▶ Aim
State the number of lines in these records that include the word "dropped", and add nothing to it.

▶ Task material
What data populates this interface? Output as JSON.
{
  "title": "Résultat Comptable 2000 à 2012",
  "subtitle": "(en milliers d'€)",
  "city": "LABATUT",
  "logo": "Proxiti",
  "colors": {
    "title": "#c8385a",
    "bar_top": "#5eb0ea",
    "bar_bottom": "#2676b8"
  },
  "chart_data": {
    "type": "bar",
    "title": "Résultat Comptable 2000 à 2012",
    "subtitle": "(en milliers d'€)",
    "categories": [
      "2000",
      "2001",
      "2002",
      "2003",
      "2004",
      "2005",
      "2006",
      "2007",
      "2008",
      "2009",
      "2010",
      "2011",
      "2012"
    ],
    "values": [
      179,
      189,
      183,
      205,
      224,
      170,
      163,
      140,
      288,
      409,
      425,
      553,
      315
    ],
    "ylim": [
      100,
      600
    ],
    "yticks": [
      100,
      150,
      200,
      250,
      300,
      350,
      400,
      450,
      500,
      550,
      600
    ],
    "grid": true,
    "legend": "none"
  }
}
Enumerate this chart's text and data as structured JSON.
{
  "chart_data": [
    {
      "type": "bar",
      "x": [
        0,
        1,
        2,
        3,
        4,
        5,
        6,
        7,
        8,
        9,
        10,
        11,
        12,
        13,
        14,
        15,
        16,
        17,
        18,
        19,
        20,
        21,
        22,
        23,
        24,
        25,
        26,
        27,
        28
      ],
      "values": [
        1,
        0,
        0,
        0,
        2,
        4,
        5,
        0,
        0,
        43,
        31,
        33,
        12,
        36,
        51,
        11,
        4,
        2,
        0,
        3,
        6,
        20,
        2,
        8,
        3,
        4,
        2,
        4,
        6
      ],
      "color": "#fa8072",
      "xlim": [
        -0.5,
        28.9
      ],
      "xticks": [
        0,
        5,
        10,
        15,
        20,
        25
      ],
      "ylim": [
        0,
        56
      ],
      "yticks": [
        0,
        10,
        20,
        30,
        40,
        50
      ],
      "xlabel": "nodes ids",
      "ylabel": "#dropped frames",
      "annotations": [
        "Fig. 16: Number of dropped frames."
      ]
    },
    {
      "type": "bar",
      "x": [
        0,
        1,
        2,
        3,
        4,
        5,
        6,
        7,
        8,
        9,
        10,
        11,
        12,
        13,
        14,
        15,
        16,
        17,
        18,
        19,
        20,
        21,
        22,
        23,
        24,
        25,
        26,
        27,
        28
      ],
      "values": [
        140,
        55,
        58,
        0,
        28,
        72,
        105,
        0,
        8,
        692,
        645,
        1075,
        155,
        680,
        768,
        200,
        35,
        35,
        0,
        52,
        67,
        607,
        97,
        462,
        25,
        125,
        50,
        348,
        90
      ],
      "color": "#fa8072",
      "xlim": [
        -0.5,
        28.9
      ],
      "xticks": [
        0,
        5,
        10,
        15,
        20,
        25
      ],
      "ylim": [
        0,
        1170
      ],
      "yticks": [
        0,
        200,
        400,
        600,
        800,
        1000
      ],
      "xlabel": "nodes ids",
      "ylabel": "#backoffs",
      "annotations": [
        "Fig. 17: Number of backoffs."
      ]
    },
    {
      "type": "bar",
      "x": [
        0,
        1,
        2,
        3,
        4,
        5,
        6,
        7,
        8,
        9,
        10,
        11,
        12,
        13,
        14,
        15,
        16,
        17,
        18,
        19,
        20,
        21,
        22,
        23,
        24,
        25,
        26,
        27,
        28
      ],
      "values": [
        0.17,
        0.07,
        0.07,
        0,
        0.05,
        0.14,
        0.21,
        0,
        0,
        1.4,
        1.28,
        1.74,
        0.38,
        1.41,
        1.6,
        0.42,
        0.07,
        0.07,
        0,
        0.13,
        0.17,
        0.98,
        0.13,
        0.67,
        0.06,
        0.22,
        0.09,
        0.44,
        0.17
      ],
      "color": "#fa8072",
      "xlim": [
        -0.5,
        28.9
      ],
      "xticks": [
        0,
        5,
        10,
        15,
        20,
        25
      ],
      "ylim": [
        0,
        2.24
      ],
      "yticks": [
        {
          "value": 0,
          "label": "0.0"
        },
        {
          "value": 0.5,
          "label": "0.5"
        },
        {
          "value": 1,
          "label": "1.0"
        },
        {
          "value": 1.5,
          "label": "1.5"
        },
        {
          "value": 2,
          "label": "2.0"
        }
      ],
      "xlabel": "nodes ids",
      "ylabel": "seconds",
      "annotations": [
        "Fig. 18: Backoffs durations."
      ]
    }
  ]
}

▶ Task response
2